YOUR INSTRUCTIONS:
Scan the listing below and copy every line holding "money".

DATASET EXTRACT:

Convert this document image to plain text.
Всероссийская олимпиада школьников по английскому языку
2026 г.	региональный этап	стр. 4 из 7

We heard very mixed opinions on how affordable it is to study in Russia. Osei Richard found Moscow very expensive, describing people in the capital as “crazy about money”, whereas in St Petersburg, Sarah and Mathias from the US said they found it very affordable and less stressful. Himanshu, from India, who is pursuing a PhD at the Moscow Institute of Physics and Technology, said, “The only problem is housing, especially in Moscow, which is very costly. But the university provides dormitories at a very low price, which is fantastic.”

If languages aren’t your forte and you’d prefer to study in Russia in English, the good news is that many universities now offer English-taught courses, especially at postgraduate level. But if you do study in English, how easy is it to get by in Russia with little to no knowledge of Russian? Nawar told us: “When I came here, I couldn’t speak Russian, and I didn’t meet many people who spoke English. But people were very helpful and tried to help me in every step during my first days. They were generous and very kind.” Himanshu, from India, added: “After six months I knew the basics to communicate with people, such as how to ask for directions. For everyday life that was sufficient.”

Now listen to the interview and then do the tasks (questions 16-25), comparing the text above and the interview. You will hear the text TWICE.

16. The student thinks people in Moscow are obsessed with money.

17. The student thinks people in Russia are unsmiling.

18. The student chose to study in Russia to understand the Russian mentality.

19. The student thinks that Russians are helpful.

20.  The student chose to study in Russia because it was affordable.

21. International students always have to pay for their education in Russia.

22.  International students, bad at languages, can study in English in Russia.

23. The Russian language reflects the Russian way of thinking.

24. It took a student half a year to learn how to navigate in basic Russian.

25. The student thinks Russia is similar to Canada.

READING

THE OUTPUT:
We heard very mixed opinions on how affordable it is to study in Russia. Osei Richard found Moscow very expensive, describing people in the capital as “crazy about money”, whereas in St Petersburg, Sarah and Mathias from the US said they found it very affordable and less stressful. Himanshu, from India, who is pursuing a PhD at the Moscow Institute of Physics and Technology, said, “The only problem is housing, especially in Moscow, which is very costly. But the university provides dormitories at a very low price, which is fantastic.”
16. The student thinks people in Moscow are obsessed with money.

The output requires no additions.